**To be done**
Go through the listing and copy each line with the string "marker".

**Exercise materials**
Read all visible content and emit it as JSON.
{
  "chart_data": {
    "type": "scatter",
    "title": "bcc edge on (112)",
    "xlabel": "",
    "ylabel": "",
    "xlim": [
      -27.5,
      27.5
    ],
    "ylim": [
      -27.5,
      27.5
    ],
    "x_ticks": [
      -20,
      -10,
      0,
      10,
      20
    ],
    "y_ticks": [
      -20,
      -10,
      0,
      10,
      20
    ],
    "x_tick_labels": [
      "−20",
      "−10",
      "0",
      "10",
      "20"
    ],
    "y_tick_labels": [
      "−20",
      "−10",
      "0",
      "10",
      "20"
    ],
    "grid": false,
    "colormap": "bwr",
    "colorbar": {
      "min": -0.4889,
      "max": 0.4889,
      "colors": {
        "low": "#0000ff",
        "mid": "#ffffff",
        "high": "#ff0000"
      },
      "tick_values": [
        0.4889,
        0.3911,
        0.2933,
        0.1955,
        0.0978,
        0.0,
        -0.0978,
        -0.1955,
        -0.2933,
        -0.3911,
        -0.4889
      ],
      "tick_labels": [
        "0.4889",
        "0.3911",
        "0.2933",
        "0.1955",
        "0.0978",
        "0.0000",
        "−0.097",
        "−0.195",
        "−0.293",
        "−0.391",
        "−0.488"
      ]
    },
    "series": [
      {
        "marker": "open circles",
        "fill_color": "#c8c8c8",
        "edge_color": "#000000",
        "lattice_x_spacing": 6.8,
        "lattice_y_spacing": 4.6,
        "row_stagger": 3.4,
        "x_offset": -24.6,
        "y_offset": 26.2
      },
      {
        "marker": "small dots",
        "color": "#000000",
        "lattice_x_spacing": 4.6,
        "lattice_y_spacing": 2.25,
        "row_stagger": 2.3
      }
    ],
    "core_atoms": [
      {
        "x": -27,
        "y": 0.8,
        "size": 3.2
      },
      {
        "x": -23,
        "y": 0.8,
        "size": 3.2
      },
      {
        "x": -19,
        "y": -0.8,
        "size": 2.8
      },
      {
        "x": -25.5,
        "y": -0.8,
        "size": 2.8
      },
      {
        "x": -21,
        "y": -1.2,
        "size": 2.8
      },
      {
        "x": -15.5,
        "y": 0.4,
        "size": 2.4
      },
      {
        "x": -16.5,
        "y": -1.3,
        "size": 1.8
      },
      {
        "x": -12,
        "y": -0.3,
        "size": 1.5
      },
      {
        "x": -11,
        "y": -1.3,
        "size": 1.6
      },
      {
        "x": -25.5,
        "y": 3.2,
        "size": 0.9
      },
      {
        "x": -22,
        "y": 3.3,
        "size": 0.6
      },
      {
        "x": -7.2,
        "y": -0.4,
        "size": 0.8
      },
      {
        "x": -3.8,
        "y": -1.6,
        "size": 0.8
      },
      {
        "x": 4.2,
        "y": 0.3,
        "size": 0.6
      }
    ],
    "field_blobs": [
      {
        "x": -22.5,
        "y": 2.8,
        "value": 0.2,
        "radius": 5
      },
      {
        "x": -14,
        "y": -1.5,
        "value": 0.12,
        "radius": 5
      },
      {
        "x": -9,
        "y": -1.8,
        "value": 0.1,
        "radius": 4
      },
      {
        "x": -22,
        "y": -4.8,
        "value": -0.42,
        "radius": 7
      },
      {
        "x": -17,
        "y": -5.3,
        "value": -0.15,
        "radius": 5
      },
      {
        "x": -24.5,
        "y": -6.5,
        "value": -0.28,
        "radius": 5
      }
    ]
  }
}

**Written solution**
        "marker": "open circles",
        "marker": "small dots",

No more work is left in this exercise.